• Given request
Extract all lines that hold "dieser" from the records below.

::::

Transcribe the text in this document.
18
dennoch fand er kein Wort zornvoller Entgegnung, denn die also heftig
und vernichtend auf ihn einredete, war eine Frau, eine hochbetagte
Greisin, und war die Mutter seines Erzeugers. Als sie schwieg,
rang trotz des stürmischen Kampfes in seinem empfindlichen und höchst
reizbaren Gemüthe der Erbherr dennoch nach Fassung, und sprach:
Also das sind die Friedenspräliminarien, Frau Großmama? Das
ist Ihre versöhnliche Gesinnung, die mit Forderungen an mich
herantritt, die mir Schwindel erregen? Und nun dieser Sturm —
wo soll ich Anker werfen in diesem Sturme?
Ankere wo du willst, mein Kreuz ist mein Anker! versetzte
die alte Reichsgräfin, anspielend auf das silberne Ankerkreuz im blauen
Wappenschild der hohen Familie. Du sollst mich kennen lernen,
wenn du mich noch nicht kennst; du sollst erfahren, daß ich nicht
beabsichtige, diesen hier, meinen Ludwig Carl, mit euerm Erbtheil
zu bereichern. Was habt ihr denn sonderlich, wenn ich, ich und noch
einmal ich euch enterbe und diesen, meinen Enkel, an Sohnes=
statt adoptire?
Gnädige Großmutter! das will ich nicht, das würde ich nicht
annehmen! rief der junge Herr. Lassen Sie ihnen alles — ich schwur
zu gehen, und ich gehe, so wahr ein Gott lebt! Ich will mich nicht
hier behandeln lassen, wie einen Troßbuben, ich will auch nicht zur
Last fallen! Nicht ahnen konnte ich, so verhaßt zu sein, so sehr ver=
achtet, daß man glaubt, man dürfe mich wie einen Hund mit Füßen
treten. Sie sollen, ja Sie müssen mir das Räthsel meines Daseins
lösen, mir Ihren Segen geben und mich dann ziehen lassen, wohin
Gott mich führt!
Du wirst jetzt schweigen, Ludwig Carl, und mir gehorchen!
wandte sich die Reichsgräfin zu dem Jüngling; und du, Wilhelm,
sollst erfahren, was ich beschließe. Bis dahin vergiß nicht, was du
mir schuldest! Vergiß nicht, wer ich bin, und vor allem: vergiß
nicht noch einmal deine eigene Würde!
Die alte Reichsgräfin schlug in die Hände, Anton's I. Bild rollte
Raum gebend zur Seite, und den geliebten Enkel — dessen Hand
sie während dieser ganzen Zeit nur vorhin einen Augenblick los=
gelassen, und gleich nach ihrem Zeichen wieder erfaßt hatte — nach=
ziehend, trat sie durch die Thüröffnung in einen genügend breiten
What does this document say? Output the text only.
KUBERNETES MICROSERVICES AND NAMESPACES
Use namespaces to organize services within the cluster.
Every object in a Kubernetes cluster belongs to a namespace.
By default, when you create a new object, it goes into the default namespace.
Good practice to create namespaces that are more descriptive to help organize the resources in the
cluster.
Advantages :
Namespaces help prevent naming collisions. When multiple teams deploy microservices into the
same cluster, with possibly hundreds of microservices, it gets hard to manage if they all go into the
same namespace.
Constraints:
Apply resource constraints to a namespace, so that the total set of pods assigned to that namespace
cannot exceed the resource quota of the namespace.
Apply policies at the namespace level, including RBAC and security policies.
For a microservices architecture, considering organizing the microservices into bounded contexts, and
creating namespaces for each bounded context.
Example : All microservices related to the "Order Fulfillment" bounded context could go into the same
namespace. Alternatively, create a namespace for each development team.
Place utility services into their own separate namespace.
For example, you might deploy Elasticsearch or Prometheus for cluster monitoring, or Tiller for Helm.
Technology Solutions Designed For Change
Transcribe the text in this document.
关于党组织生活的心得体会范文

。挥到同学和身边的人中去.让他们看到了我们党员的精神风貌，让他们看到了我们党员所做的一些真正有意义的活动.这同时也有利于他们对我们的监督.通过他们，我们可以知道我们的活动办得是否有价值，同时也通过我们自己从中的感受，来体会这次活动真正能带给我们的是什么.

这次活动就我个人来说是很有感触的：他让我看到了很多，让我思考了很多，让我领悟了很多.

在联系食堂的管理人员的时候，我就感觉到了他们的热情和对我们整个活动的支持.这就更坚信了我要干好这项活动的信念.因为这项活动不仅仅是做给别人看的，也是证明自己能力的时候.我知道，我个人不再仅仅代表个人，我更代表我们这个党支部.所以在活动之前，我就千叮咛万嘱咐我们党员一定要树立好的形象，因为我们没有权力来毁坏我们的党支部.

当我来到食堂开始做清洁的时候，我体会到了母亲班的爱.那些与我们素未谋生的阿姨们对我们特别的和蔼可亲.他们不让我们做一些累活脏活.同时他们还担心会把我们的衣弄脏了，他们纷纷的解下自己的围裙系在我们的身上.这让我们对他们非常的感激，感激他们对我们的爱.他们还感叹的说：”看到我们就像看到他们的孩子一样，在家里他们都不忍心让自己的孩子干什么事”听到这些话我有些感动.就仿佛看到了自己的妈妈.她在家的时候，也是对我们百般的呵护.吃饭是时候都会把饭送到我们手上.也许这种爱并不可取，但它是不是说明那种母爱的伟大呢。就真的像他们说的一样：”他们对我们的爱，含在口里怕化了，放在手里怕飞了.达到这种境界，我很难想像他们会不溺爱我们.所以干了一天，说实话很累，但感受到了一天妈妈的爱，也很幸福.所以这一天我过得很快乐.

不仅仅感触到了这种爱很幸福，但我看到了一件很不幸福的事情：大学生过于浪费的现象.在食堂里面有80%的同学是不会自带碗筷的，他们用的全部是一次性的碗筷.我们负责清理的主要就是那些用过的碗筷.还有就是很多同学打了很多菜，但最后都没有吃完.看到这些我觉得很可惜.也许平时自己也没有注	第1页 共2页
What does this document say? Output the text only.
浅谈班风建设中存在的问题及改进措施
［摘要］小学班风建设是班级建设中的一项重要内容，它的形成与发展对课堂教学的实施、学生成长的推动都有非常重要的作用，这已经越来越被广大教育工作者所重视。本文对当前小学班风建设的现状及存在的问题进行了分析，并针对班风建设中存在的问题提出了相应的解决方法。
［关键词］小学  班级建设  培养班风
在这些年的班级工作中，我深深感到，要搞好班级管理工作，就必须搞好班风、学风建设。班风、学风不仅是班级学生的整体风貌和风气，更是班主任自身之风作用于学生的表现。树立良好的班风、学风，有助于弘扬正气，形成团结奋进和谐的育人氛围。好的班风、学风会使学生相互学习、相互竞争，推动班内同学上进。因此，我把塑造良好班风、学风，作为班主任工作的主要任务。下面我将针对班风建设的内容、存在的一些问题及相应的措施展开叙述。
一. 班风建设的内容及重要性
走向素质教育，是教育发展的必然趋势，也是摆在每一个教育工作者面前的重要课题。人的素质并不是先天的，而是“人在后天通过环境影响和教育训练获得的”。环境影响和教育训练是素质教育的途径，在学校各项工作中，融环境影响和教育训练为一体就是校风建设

::::

• In response
herantritt, die mir Schwindel erregen? Und nun dieser Sturm —
sie während dieser ganzen Zeit nur vorhin einen Augenblick los=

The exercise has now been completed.